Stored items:
^^^^^^^^

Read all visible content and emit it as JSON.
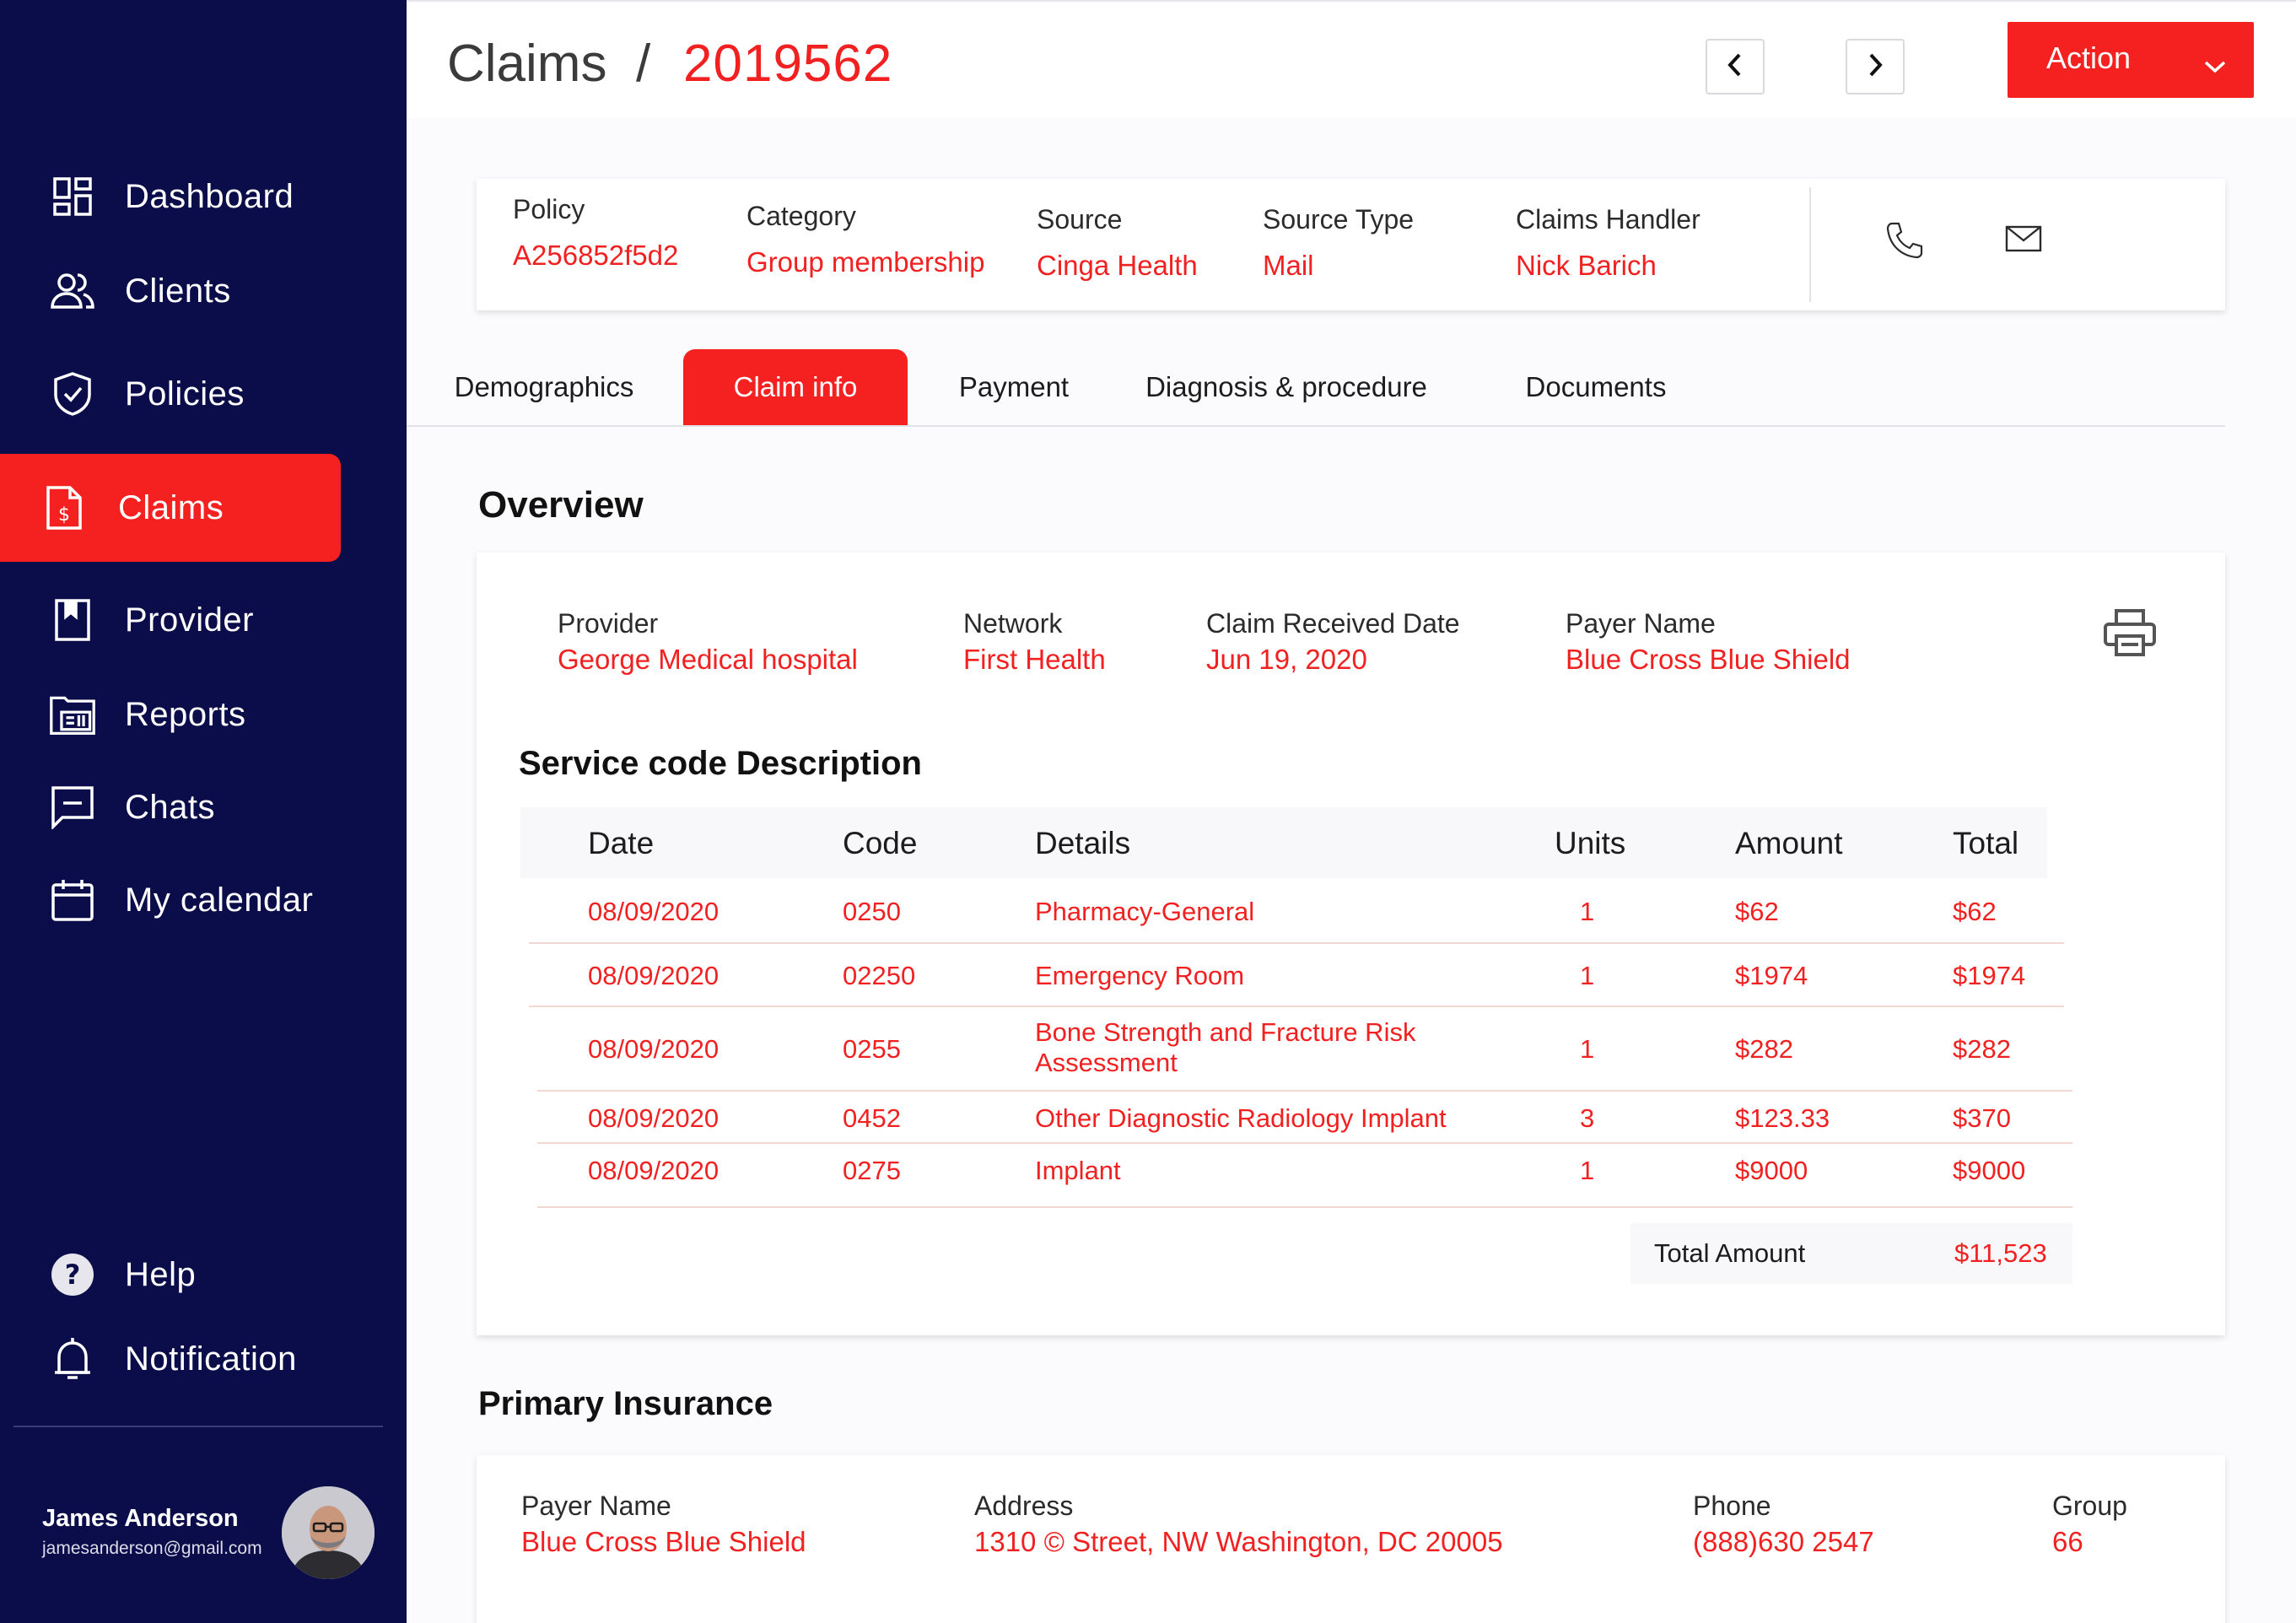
{
  "sidebar": {
    "items": [
      {
        "label": "Dashboard",
        "icon": "dashboard-icon"
      },
      {
        "label": "Clients",
        "icon": "clients-icon"
      },
      {
        "label": "Policies",
        "icon": "shield-icon"
      },
      {
        "label": "Claims",
        "icon": "claim-document-icon",
        "active": true
      },
      {
        "label": "Provider",
        "icon": "bookmark-icon"
      },
      {
        "label": "Reports",
        "icon": "reports-icon"
      },
      {
        "label": "Chats",
        "icon": "chat-icon"
      },
      {
        "label": "My calendar",
        "icon": "calendar-icon"
      }
    ],
    "bottom_items": [
      {
        "label": "Help",
        "icon": "help-icon"
      },
      {
        "label": "Notification",
        "icon": "bell-icon"
      }
    ],
    "profile": {
      "name": "James Anderson",
      "email": "jamesanderson@gmail.com"
    }
  },
  "header": {
    "crumb_root": "Claims",
    "crumb_sep": "/",
    "claim_id": "2019562",
    "action_label": "Action"
  },
  "info": {
    "policy": {
      "label": "Policy",
      "value": "A256852f5d2"
    },
    "category": {
      "label": "Category",
      "value": "Group membership"
    },
    "source": {
      "label": "Source",
      "value": "Cinga Health"
    },
    "source_type": {
      "label": "Source Type",
      "value": "Mail"
    },
    "handler": {
      "label": "Claims Handler",
      "value": "Nick Barich"
    }
  },
  "tabs": [
    "Demographics",
    "Claim info",
    "Payment",
    "Diagnosis & procedure",
    "Documents"
  ],
  "active_tab": "Claim info",
  "overview": {
    "title": "Overview",
    "provider": {
      "label": "Provider",
      "value": "George Medical hospital"
    },
    "network": {
      "label": "Network",
      "value": "First Health"
    },
    "received": {
      "label": "Claim Received Date",
      "value": "Jun 19, 2020"
    },
    "payer": {
      "label": "Payer Name",
      "value": "Blue Cross Blue Shield"
    },
    "service_title": "Service code Description",
    "columns": [
      "Date",
      "Code",
      "Details",
      "Units",
      "Amount",
      "Total"
    ],
    "rows": [
      {
        "date": "08/09/2020",
        "code": "0250",
        "details": "Pharmacy-General",
        "details2": "",
        "units": "1",
        "amount": "$62",
        "total": "$62"
      },
      {
        "date": "08/09/2020",
        "code": "02250",
        "details": "Emergency Room",
        "details2": "",
        "units": "1",
        "amount": "$1974",
        "total": "$1974"
      },
      {
        "date": "08/09/2020",
        "code": "0255",
        "details": "Bone Strength and Fracture Risk",
        "details2": "Assessment",
        "units": "1",
        "amount": "$282",
        "total": "$282"
      },
      {
        "date": "08/09/2020",
        "code": "0452",
        "details": "Other Diagnostic Radiology Implant",
        "details2": "",
        "units": "3",
        "amount": "$123.33",
        "total": "$370"
      },
      {
        "date": "08/09/2020",
        "code": "0275",
        "details": "Implant",
        "details2": "",
        "units": "1",
        "amount": "$9000",
        "total": "$9000"
      }
    ],
    "total_label": "Total Amount",
    "total_value": "$11,523"
  },
  "insurance": {
    "title": "Primary Insurance",
    "payer": {
      "label": "Payer Name",
      "value": "Blue Cross Blue Shield"
    },
    "address": {
      "label": "Address",
      "value": "1310 © Street, NW Washington, DC 20005"
    },
    "phone": {
      "label": "Phone",
      "value": "(888)630 2547"
    },
    "group": {
      "label": "Group",
      "value": "66"
    }
  },
  "colors": {
    "accent": "#f52121",
    "sidebar": "#0b0d4a"
  }
}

^^^^^^^^

EXERCISE PROMPT: Repeat each entry exactly as it appears; skip any picture.

TASK RESPONSE:
Read all visible content and emit it as JSON.
{
  "sidebar": {
    "items": [
      {
        "label": "Dashboard",
        "icon": "dashboard-icon"
      },
      {
        "label": "Clients",
        "icon": "clients-icon"
      },
      {
        "label": "Policies",
        "icon": "shield-icon"
      },
      {
        "label": "Claims",
        "icon": "claim-document-icon",
        "active": true
      },
      {
        "label": "Provider",
        "icon": "bookmark-icon"
      },
      {
        "label": "Reports",
        "icon": "reports-icon"
      },
      {
        "label": "Chats",
        "icon": "chat-icon"
      },
      {
        "label": "My calendar",
        "icon": "calendar-icon"
      }
    ],
    "bottom_items": [
      {
        "label": "Help",
        "icon": "help-icon"
      },
      {
        "label": "Notification",
        "icon": "bell-icon"
      }
    ],
    "profile": {
      "name": "James Anderson",
      "email": "jamesanderson@gmail.com"
    }
  },
  "header": {
    "crumb_root": "Claims",
    "crumb_sep": "/",
    "claim_id": "2019562",
    "action_label": "Action"
  },
  "info": {
    "policy": {
      "label": "Policy",
      "value": "A256852f5d2"
    },
    "category": {
      "label": "Category",
      "value": "Group membership"
    },
    "source": {
      "label": "Source",
      "value": "Cinga Health"
    },
    "source_type": {
      "label": "Source Type",
      "value": "Mail"
    },
    "handler": {
      "label": "Claims Handler",
      "value": "Nick Barich"
    }
  },
  "tabs": [
    "Demographics",
    "Claim info",
    "Payment",
    "Diagnosis & procedure",
    "Documents"
  ],
  "active_tab": "Claim info",
  "overview": {
    "title": "Overview",
    "provider": {
      "label": "Provider",
      "value": "George Medical hospital"
    },
    "network": {
      "label": "Network",
      "value": "First Health"
    },
    "received": {
      "label": "Claim Received Date",
      "value": "Jun 19, 2020"
    },
    "payer": {
      "label": "Payer Name",
      "value": "Blue Cross Blue Shield"
    },
    "service_title": "Service code Description",
    "columns": [
      "Date",
      "Code",
      "Details",
      "Units",
      "Amount",
      "Total"
    ],
    "rows": [
      {
        "date": "08/09/2020",
        "code": "0250",
        "details": "Pharmacy-General",
        "details2": "",
        "units": "1",
        "amount": "$62",
        "total": "$62"
      },
      {
        "date": "08/09/2020",
        "code": "02250",
        "details": "Emergency Room",
        "details2": "",
        "units": "1",
        "amount": "$1974",
        "total": "$1974"
      },
      {
        "date": "08/09/2020",
        "code": "0255",
        "details": "Bone Strength and Fracture Risk",
        "details2": "Assessment",
        "units": "1",
        "amount": "$282",
        "total": "$282"
      },
      {
        "date": "08/09/2020",
        "code": "0452",
        "details": "Other Diagnostic Radiology Implant",
        "details2": "",
        "units": "3",
        "amount": "$123.33",
        "total": "$370"
      },
      {
        "date": "08/09/2020",
        "code": "0275",
        "details": "Implant",
        "details2": "",
        "units": "1",
        "amount": "$9000",
        "total": "$9000"
      }
    ],
    "total_label": "Total Amount",
    "total_value": "$11,523"
  },
  "insurance": {
    "title": "Primary Insurance",
    "payer": {
      "label": "Payer Name",
      "value": "Blue Cross Blue Shield"
    },
    "address": {
      "label": "Address",
      "value": "1310 © Street, NW Washington, DC 20005"
    },
    "phone": {
      "label": "Phone",
      "value": "(888)630 2547"
    },
    "group": {
      "label": "Group",
      "value": "66"
    }
  },
  "colors": {
    "accent": "#f52121",
    "sidebar": "#0b0d4a"
  }
}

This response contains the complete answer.